**REQUIREMENTS:**
- 1) The forum thread on raising the pH of RO/DI water for Malawi cichlids rules out using tap water directly. Explain, based on the thread, why the original poster made that choice.
- 2) Write the next post in the forum thread on raising the pH of RO/DI water for Malawi cichlids, picking up from its last line.

# Raising ph of rodi water for a semi/fully automatic system



## fishfisher (Apr 1, 2016)

Hi,
Thanks for the interest! I am trying to set up a rodi drip system that is at least partially to fully automatic and I'm trying to figure out how to remix the water for the malawi tank. My tap has ~3.3 ppm chloramines and I have already killed a tank of fish trying to get around it so tap is out. My goal is to control nitrate levels but I know I'll need to vac on occasion for waste.
Tank: 55g
Ph: 8.2
Malawi cichlids
Lots of African rock in tank
Ammonia 0, nitrite 0, nitrate ~30
MTS....
29 g tetra tank
20 g zebra danio

So far I have the filter flowing into a 32 gal brute trash can with an auto shut off valve to stop the filter when trash can is full. Then a pump in the trash can that is on a timer to fill the tank with a check and shut off valve to control incoming tank water. Then a basic pvc overflow in the tank to return it to the sink.

My problem is how do I raise the ph and other levels in the water for malwi cichlids? I have access to quite a bit of African lace rock and was thinking of putting it in the trash can and letting the water circulate but I don't know how long it would have to sit for and may be hard to control the levels. I could let the tub fill, treat the water, and then fill the tank, but I would like it at least a little more automated than that.

Another option that I'm not sure would work would be an automatic doser with rodi water both going straight into the tank. But would only work if I could find a doser relatively cheap.

I am fully open to new ideas and suggestions. Also please ask if you have any ?'s on the setup. If something is a little more expensive but makes this far easier than I'm willing to consider it. 
Thanks for your time!


----------



## Biciclid (Jan 27, 2016)

Is the issue with your tap-water just the chloramine or does it have other issues such as nitrates? If it is just the chloramine then would it not be feasable to neutralize it with sodium thiosulphate without having to strip everything from the water to then have to remineralize it? Ciao


----------



## fishfisher (Apr 1, 2016)

My tap runs through my rodi filter so it is already stripped of everything. It's the rodi water that is want to re-mineralization. My question is how to get rodi water to proper levels. 
Thanks for your reply!


----------



## daviddj (Sep 30, 2016)

**EXTRACTED DATA:**
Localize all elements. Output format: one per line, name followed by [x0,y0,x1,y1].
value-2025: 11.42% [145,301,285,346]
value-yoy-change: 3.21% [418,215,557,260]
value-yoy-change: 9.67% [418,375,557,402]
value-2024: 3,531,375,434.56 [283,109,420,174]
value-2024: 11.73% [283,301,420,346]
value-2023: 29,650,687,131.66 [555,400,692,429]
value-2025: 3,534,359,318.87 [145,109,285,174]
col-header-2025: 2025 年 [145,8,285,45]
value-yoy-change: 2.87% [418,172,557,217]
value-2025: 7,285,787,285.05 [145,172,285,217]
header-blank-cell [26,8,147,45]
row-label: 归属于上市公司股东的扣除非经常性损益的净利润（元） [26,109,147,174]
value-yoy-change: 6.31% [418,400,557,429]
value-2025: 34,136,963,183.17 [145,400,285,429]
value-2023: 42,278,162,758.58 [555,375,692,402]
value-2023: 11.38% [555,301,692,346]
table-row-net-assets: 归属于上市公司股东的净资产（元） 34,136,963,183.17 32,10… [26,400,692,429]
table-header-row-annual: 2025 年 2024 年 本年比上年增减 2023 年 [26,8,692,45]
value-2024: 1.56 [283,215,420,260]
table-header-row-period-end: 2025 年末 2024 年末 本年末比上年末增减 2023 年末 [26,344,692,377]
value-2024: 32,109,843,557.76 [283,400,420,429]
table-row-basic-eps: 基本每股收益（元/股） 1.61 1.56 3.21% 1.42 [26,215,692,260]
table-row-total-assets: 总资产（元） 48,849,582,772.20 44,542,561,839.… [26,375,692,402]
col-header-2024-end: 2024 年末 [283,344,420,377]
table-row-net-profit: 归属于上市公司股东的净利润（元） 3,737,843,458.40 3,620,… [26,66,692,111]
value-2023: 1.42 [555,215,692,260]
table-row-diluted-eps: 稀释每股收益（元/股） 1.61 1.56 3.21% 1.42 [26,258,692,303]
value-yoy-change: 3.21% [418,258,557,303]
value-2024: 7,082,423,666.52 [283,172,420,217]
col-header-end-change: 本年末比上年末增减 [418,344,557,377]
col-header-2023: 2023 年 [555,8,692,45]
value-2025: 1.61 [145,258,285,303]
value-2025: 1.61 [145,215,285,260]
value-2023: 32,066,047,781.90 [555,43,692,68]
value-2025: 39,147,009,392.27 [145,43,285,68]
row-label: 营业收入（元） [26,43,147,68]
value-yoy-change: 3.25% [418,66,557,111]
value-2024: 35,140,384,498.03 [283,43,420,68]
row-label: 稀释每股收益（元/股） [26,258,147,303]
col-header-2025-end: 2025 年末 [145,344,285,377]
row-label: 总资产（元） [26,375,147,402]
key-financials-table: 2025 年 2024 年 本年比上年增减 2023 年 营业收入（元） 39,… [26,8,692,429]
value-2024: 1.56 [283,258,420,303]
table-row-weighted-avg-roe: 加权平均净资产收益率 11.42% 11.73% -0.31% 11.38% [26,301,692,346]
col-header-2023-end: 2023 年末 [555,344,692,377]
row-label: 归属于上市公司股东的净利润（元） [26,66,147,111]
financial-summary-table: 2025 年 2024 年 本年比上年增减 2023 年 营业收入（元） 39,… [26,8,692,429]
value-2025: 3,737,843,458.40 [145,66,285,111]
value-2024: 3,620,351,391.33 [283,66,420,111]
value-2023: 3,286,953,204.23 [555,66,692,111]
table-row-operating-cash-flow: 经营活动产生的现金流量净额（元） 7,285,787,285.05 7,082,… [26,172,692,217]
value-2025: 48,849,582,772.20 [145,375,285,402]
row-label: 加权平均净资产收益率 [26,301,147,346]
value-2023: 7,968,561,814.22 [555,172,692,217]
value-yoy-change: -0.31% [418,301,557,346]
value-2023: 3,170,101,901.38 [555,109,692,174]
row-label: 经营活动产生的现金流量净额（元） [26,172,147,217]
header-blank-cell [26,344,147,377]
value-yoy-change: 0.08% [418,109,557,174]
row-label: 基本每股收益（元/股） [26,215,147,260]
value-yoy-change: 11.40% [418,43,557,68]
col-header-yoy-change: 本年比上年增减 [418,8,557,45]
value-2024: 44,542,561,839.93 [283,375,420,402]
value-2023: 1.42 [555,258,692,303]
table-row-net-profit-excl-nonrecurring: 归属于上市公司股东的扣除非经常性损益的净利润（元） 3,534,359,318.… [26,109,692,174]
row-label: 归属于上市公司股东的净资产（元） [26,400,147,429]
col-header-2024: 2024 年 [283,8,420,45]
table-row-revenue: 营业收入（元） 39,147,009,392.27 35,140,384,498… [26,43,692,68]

**OUTPUTS BY TASK:**
- 1) The original poster ruled out tap water because it contains about 3.3 ppm of chloramines, and an earlier attempt to work around them had already killed a tank of fish.

- 2)
If you know the amount of Ro water your auto topping up on a daily basis you could easily make up a buffer solution and automatically dose the appropriate amount over the day to compensate for the Ro addition. Even 4 channel dosers can be had quite cheap now. Alternatively you could run the Ro water through a remineralisation cartridge which will add calcium, magnesium and increase ph. Or contact a local water treatment company for a ph neutraliser media which will do the same thing but cheaper in the long run. These options will not produce "rift valley" water but may be enough to allow a finer tweaking of the tank once a week.


----------



## Pdxmonkeyboy (Oct 17, 2016)

I thought I would chime in on a thing or two as some of the above info is incorrect. I am a professional hydroponics grower and know quite a bit about treating water from various sources.

1. the first important thing is that an RO filter does NOT, I repeat, DOES not remove chloramine. The chlorine is chemically bonded to amonia. The only way to remove chloramine is through long contact time filtration through a carbon filter, preferably KDF carbon filter. This will eliminate the chloramine but leave you with water with amonia in it. Quite a lot of amonia actually. In portland we have excellent clean water.. 14 PPM from the tap!! However, stripping the chloramine yields amonia counts around 2 ppm. 
2. Bottom line, don't think RO system will remove chloramines. 
3. I use drip systems and it took me some fiddling to get them right. The amonia I am adding to the tank just get cycled like all amonia. It's not a huge amount as I replace about 5-7% of the tank daily.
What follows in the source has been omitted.